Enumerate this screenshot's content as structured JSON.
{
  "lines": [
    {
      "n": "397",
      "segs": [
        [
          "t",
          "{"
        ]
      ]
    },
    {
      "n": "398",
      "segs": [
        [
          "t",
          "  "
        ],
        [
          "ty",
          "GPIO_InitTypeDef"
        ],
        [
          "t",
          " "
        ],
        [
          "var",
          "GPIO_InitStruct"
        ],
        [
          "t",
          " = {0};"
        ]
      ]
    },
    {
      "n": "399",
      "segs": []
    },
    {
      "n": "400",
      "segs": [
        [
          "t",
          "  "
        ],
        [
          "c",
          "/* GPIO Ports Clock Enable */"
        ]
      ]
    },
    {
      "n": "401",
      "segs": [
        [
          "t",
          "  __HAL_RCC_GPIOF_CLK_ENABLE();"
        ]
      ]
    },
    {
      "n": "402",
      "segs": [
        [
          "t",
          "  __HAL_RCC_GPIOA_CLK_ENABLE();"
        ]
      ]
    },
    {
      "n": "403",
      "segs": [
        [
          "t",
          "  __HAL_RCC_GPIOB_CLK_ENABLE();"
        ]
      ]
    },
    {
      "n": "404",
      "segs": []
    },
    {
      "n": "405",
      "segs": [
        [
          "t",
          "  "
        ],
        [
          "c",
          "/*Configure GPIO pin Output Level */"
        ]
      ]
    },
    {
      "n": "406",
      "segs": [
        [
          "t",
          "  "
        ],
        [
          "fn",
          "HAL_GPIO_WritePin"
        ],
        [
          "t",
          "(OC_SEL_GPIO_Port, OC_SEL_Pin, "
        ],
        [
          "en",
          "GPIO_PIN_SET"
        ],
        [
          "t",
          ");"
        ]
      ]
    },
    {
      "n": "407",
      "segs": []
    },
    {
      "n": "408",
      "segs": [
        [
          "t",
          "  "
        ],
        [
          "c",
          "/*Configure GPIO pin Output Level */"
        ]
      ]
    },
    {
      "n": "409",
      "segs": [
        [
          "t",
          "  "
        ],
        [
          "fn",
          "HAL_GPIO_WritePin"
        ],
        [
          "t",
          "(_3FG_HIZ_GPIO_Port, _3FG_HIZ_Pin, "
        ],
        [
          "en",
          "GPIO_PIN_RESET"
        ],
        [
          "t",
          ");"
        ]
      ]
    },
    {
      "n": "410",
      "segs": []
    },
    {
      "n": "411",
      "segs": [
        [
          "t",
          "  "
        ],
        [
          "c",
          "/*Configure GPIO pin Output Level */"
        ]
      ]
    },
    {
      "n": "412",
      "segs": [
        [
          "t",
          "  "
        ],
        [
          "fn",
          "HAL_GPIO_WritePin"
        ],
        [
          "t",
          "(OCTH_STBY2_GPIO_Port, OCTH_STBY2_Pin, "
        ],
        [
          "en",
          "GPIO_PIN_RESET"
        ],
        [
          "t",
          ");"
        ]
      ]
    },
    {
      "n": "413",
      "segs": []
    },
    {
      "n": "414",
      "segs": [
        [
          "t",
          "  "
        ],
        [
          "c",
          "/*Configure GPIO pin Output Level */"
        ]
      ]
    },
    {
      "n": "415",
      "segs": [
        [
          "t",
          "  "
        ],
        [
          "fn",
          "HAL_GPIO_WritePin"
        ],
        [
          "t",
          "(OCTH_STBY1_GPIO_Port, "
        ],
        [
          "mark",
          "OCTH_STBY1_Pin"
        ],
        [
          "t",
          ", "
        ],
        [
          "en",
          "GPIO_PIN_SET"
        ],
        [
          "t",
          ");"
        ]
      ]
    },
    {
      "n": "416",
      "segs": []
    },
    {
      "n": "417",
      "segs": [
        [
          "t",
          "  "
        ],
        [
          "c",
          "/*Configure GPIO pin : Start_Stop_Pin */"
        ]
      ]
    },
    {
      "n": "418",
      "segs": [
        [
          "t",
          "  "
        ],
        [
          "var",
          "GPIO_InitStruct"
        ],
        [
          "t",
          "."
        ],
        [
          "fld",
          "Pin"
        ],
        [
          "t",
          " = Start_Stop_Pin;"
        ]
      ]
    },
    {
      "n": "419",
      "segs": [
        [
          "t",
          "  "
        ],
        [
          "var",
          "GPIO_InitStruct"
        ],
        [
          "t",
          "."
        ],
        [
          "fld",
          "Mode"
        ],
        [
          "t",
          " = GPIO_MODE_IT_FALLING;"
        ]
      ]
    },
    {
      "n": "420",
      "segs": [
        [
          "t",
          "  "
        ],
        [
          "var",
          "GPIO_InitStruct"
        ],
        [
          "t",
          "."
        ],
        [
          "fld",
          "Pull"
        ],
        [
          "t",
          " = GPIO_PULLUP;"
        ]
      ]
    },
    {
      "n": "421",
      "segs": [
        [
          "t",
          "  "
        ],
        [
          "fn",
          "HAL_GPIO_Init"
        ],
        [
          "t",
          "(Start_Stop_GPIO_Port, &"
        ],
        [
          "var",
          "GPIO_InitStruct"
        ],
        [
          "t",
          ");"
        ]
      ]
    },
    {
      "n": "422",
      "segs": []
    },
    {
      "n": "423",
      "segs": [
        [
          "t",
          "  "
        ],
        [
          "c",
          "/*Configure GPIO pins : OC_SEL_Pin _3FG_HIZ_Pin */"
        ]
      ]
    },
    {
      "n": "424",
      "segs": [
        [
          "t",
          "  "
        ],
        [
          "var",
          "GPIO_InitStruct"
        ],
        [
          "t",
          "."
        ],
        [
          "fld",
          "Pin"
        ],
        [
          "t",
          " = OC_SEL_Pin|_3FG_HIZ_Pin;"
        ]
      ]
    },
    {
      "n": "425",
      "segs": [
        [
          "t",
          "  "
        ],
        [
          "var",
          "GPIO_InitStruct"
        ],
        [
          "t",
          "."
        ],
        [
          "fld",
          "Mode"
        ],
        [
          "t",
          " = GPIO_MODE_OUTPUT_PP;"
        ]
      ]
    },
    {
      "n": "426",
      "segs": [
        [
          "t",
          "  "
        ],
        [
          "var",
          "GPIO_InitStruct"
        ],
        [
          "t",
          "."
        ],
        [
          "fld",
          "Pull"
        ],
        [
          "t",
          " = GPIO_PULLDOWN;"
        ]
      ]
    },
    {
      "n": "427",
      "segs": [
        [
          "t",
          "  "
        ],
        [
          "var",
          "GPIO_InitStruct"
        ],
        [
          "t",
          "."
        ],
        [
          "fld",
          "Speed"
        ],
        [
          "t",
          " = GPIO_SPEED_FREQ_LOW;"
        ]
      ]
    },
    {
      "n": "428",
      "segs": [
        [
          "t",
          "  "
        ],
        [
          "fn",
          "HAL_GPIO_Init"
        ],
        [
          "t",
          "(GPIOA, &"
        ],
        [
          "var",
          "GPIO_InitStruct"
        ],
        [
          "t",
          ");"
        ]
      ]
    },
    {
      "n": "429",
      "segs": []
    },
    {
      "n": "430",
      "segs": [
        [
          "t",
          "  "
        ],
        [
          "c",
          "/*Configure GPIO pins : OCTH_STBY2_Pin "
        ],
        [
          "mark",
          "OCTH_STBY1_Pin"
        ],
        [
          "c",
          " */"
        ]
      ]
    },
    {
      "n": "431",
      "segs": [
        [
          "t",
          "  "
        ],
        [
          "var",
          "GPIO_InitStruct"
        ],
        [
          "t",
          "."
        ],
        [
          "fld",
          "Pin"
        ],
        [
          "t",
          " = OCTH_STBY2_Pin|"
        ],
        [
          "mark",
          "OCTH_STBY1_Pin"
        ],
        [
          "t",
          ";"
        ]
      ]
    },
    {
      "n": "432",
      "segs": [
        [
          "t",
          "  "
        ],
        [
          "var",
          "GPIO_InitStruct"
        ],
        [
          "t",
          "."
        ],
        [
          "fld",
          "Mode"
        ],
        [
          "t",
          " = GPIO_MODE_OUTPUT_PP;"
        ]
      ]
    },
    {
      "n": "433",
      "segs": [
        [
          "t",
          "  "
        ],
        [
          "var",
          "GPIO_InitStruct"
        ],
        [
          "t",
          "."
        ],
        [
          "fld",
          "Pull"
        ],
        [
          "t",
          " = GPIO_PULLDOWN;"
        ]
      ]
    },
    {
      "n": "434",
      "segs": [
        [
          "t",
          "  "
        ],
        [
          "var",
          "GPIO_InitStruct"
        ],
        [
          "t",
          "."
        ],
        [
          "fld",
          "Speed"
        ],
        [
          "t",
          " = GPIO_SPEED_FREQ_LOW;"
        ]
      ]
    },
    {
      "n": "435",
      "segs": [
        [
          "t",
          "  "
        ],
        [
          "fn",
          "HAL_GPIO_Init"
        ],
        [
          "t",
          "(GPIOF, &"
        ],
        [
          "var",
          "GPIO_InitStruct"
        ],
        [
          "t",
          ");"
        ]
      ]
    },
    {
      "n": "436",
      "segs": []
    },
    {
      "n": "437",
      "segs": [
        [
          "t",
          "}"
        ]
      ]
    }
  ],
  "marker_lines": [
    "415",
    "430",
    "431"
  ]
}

--------------------------------------------------

▸ What to produce: Locate each line containing the string "pins" and show it.

▸ Output below:
          "/*Configure GPIO pins : OC_SEL_Pin _3FG_HIZ_Pin */"
          "/*Configure GPIO pins : OCTH_STBY2_Pin "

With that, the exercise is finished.